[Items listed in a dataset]
· · · ·

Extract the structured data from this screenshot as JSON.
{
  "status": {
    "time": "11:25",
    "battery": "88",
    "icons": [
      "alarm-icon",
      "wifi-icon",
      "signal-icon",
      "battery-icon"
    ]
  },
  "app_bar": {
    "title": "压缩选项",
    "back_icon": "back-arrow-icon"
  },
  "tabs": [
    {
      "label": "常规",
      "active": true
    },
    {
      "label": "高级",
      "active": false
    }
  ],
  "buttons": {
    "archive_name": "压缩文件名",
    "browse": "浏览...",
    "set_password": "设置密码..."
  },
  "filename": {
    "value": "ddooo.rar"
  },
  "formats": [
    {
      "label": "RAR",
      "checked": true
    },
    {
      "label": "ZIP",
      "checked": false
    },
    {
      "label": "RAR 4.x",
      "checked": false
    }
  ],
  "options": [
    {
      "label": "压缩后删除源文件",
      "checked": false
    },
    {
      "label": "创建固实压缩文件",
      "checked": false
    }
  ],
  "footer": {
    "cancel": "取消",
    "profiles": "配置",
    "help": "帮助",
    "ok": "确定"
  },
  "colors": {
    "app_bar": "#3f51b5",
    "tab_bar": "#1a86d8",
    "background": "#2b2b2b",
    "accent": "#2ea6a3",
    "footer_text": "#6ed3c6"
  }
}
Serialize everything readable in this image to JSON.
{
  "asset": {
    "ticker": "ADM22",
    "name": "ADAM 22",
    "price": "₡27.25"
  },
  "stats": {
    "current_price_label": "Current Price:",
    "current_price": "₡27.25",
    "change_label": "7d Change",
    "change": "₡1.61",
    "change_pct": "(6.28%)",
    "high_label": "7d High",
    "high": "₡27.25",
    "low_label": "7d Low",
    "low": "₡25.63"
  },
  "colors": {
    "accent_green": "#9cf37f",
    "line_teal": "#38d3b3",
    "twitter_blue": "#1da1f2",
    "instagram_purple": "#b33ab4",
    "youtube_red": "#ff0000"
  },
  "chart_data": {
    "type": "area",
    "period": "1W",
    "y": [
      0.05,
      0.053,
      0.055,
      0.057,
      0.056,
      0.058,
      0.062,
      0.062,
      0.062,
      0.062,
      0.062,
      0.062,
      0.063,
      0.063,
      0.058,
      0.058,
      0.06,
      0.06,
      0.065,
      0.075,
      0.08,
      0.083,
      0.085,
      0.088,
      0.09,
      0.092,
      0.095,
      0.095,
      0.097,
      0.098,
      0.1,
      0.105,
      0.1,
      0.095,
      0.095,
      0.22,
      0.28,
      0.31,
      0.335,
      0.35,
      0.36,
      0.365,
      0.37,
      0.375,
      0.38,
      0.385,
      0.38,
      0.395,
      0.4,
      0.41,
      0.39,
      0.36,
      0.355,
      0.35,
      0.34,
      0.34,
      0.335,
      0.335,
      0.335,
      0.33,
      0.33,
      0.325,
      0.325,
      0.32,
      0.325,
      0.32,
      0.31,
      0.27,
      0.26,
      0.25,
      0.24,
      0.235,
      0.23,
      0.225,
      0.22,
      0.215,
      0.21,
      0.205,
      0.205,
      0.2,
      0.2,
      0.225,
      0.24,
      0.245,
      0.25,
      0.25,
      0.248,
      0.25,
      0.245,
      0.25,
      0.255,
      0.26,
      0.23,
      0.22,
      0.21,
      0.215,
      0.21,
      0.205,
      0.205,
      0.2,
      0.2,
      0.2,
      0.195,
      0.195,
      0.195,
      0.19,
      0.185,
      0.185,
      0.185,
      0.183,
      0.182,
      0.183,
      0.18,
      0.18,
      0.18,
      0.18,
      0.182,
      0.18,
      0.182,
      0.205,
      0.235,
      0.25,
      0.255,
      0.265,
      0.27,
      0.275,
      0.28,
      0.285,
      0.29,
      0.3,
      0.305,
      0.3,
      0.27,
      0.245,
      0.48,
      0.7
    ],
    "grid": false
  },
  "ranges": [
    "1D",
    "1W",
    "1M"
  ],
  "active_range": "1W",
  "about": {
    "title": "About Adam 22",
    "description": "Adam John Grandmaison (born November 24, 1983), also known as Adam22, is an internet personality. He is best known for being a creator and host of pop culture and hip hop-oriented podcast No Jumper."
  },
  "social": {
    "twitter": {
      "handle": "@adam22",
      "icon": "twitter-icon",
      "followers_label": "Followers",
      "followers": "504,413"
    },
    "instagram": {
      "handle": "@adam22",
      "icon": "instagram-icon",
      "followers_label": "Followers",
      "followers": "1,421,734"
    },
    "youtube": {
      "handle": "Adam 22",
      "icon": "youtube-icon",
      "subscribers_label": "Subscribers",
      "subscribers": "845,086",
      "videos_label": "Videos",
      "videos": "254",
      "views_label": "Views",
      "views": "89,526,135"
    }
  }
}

· · · ·

Repeat every record, keeping each word and mark exactly as it is.

Extract the structured data from this screenshot as JSON.
{
  "status": {
    "time": "11:25",
    "battery": "88",
    "icons": [
      "alarm-icon",
      "wifi-icon",
      "signal-icon",
      "battery-icon"
    ]
  },
  "app_bar": {
    "title": "压缩选项",
    "back_icon": "back-arrow-icon"
  },
  "tabs": [
    {
      "label": "常规",
      "active": true
    },
    {
      "label": "高级",
      "active": false
    }
  ],
  "buttons": {
    "archive_name": "压缩文件名",
    "browse": "浏览...",
    "set_password": "设置密码..."
  },
  "filename": {
    "value": "ddooo.rar"
  },
  "formats": [
    {
      "label": "RAR",
      "checked": true
    },
    {
      "label": "ZIP",
      "checked": false
    },
    {
      "label": "RAR 4.x",
      "checked": false
    }
  ],
  "options": [
    {
      "label": "压缩后删除源文件",
      "checked": false
    },
    {
      "label": "创建固实压缩文件",
      "checked": false
    }
  ],
  "footer": {
    "cancel": "取消",
    "profiles": "配置",
    "help": "帮助",
    "ok": "确定"
  },
  "colors": {
    "app_bar": "#3f51b5",
    "tab_bar": "#1a86d8",
    "background": "#2b2b2b",
    "accent": "#2ea6a3",
    "footer_text": "#6ed3c6"
  }
}
Serialize everything readable in this image to JSON.
{
  "asset": {
    "ticker": "ADM22",
    "name": "ADAM 22",
    "price": "₡27.25"
  },
  "stats": {
    "current_price_label": "Current Price:",
    "current_price": "₡27.25",
    "change_label": "7d Change",
    "change": "₡1.61",
    "change_pct": "(6.28%)",
    "high_label": "7d High",
    "high": "₡27.25",
    "low_label": "7d Low",
    "low": "₡25.63"
  },
  "colors": {
    "accent_green": "#9cf37f",
    "line_teal": "#38d3b3",
    "twitter_blue": "#1da1f2",
    "instagram_purple": "#b33ab4",
    "youtube_red": "#ff0000"
  },
  "chart_data": {
    "type": "area",
    "period": "1W",
    "y": [
      0.05,
      0.053,
      0.055,
      0.057,
      0.056,
      0.058,
      0.062,
      0.062,
      0.062,
      0.062,
      0.062,
      0.062,
      0.063,
      0.063,
      0.058,
      0.058,
      0.06,
      0.06,
      0.065,
      0.075,
      0.08,
      0.083,
      0.085,
      0.088,
      0.09,
      0.092,
      0.095,
      0.095,
      0.097,
      0.098,
      0.1,
      0.105,
      0.1,
      0.095,
      0.095,
      0.22,
      0.28,
      0.31,
      0.335,
      0.35,
      0.36,
      0.365,
      0.37,
      0.375,
      0.38,
      0.385,
      0.38,
      0.395,
      0.4,
      0.41,
      0.39,
      0.36,
      0.355,
      0.35,
      0.34,
      0.34,
      0.335,
      0.335,
      0.335,
      0.33,
      0.33,
      0.325,
      0.325,
      0.32,
      0.325,
      0.32,
      0.31,
      0.27,
      0.26,
      0.25,
      0.24,
      0.235,
      0.23,
      0.225,
      0.22,
      0.215,
      0.21,
      0.205,
      0.205,
      0.2,
      0.2,
      0.225,
      0.24,
      0.245,
      0.25,
      0.25,
      0.248,
      0.25,
      0.245,
      0.25,
      0.255,
      0.26,
      0.23,
      0.22,
      0.21,
      0.215,
      0.21,
      0.205,
      0.205,
      0.2,
      0.2,
      0.2,
      0.195,
      0.195,
      0.195,
      0.19,
      0.185,
      0.185,
      0.185,
      0.183,
      0.182,
      0.183,
      0.18,
      0.18,
      0.18,
      0.18,
      0.182,
      0.18,
      0.182,
      0.205,
      0.235,
      0.25,
      0.255,
      0.265,
      0.27,
      0.275,
      0.28,
      0.285,
      0.29,
      0.3,
      0.305,
      0.3,
      0.27,
      0.245,
      0.48,
      0.7
    ],
    "grid": false
  },
  "ranges": [
    "1D",
    "1W",
    "1M"
  ],
  "active_range": "1W",
  "about": {
    "title": "About Adam 22",
    "description": "Adam John Grandmaison (born November 24, 1983), also known as Adam22, is an internet personality. He is best known for being a creator and host of pop culture and hip hop-oriented podcast No Jumper."
  },
  "social": {
    "twitter": {
      "handle": "@adam22",
      "icon": "twitter-icon",
      "followers_label": "Followers",
      "followers": "504,413"
    },
    "instagram": {
      "handle": "@adam22",
      "icon": "instagram-icon",
      "followers_label": "Followers",
      "followers": "1,421,734"
    },
    "youtube": {
      "handle": "Adam 22",
      "icon": "youtube-icon",
      "subscribers_label": "Subscribers",
      "subscribers": "845,086",
      "videos_label": "Videos",
      "videos": "254",
      "views_label": "Views",
      "views": "89,526,135"
    }
  }
}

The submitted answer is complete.